── Provided entries ──

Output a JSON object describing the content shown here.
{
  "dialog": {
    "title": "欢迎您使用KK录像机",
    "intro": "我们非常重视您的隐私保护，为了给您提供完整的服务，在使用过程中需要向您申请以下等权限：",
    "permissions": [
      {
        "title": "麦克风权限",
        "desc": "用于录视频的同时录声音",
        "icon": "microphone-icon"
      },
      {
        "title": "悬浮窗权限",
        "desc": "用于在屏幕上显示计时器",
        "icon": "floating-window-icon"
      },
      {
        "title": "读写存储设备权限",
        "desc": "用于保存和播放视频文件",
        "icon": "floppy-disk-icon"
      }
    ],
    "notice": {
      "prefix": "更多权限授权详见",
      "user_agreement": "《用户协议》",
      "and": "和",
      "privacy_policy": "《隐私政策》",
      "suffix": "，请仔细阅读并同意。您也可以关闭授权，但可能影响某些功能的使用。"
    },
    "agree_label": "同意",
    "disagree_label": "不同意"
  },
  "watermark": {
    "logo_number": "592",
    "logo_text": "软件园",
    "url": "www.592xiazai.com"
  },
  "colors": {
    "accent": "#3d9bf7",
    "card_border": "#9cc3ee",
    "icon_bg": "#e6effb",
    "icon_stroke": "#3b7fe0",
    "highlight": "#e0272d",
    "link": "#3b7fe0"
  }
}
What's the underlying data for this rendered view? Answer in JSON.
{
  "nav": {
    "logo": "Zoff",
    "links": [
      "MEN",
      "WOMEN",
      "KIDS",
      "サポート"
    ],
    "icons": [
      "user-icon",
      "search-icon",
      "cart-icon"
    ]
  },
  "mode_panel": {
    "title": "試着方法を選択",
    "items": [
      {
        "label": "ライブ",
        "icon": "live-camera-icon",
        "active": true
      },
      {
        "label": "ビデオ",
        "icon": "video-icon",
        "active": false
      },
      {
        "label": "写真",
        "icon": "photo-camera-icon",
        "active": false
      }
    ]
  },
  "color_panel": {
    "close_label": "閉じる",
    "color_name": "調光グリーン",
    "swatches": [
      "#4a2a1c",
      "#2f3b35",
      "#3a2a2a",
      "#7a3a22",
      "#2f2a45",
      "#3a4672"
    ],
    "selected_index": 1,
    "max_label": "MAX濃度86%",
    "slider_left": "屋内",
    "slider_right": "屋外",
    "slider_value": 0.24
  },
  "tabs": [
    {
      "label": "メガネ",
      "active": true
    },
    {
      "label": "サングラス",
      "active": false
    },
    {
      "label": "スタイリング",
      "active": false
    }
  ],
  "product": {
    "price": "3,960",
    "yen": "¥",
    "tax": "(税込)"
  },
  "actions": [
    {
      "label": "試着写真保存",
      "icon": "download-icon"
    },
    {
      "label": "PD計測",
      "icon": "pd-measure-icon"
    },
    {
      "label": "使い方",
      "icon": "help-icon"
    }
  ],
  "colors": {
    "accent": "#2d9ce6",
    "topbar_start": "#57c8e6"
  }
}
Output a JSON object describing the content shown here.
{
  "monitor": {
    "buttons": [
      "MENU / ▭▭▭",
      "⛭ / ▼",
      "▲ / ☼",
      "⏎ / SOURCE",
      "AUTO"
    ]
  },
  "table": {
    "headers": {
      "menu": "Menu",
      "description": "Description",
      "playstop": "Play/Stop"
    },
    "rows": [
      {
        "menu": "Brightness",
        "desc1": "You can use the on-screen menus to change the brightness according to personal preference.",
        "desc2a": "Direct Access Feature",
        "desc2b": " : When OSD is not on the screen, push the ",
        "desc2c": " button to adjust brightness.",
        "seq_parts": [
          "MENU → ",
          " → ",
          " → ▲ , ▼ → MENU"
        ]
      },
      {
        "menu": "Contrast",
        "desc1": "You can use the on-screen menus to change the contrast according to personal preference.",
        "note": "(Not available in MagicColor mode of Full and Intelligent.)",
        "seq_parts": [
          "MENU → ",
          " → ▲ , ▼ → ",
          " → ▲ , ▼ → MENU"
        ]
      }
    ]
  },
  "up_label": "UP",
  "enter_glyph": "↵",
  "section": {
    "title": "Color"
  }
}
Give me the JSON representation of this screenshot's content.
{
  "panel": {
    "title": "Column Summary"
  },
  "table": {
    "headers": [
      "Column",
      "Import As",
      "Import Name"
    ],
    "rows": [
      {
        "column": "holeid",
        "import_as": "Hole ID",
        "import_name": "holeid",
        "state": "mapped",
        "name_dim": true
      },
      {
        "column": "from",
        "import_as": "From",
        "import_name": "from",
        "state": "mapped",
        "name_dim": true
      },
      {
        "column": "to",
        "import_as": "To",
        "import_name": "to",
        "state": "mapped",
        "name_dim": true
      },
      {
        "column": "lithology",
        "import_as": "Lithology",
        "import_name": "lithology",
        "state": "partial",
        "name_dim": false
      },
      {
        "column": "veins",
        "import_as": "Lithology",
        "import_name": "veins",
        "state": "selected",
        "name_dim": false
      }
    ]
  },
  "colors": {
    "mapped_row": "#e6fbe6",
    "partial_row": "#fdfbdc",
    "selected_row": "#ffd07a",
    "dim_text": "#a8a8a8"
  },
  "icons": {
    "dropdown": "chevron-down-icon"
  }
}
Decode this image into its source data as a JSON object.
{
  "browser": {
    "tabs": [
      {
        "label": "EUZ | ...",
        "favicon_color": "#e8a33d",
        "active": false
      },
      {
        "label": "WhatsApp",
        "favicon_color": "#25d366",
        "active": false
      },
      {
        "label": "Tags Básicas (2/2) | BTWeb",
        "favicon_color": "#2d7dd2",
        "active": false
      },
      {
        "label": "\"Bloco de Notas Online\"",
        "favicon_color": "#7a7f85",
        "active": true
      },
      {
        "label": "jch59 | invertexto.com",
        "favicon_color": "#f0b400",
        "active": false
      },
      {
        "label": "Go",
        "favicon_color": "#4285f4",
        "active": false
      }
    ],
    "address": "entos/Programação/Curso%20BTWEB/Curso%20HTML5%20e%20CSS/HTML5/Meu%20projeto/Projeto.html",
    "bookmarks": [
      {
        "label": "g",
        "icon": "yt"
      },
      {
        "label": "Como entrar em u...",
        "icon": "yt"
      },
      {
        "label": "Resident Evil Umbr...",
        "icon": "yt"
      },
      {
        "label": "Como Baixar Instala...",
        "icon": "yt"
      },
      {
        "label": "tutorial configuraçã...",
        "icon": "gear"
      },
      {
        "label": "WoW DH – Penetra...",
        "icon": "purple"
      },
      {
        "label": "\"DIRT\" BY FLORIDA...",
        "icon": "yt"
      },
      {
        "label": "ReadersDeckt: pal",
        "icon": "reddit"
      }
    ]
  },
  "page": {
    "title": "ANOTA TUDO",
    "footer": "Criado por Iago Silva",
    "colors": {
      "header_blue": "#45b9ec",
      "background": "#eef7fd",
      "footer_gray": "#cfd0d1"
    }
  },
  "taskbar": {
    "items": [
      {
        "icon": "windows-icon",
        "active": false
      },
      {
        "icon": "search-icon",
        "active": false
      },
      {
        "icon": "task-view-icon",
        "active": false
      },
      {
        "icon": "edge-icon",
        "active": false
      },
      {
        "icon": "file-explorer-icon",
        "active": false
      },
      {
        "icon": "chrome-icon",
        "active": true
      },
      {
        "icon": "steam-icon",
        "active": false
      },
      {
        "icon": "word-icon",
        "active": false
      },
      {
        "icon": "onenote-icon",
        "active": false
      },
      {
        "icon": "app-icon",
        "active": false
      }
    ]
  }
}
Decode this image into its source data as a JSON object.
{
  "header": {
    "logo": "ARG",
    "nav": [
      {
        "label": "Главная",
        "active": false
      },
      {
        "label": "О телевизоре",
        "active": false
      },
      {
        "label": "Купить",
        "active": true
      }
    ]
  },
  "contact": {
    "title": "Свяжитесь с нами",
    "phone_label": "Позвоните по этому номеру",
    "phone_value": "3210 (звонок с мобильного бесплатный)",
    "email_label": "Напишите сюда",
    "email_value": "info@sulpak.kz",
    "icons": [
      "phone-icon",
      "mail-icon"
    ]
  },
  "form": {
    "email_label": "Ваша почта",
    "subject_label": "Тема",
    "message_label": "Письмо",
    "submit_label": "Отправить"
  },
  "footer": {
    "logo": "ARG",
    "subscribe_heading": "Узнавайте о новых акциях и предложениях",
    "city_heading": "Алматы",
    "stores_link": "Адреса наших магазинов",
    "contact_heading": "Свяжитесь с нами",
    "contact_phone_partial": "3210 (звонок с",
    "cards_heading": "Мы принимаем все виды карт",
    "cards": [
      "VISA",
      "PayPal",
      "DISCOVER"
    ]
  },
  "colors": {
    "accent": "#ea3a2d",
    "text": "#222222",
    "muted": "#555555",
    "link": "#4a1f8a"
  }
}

───

◆ Exercise prompt ◆
Go through the records above, find every line with the word "view", and list those lines.

◆ Written response ◆
What's the underlying data for this rendered view? Answer in JSON.
        "icon": "task-view-icon",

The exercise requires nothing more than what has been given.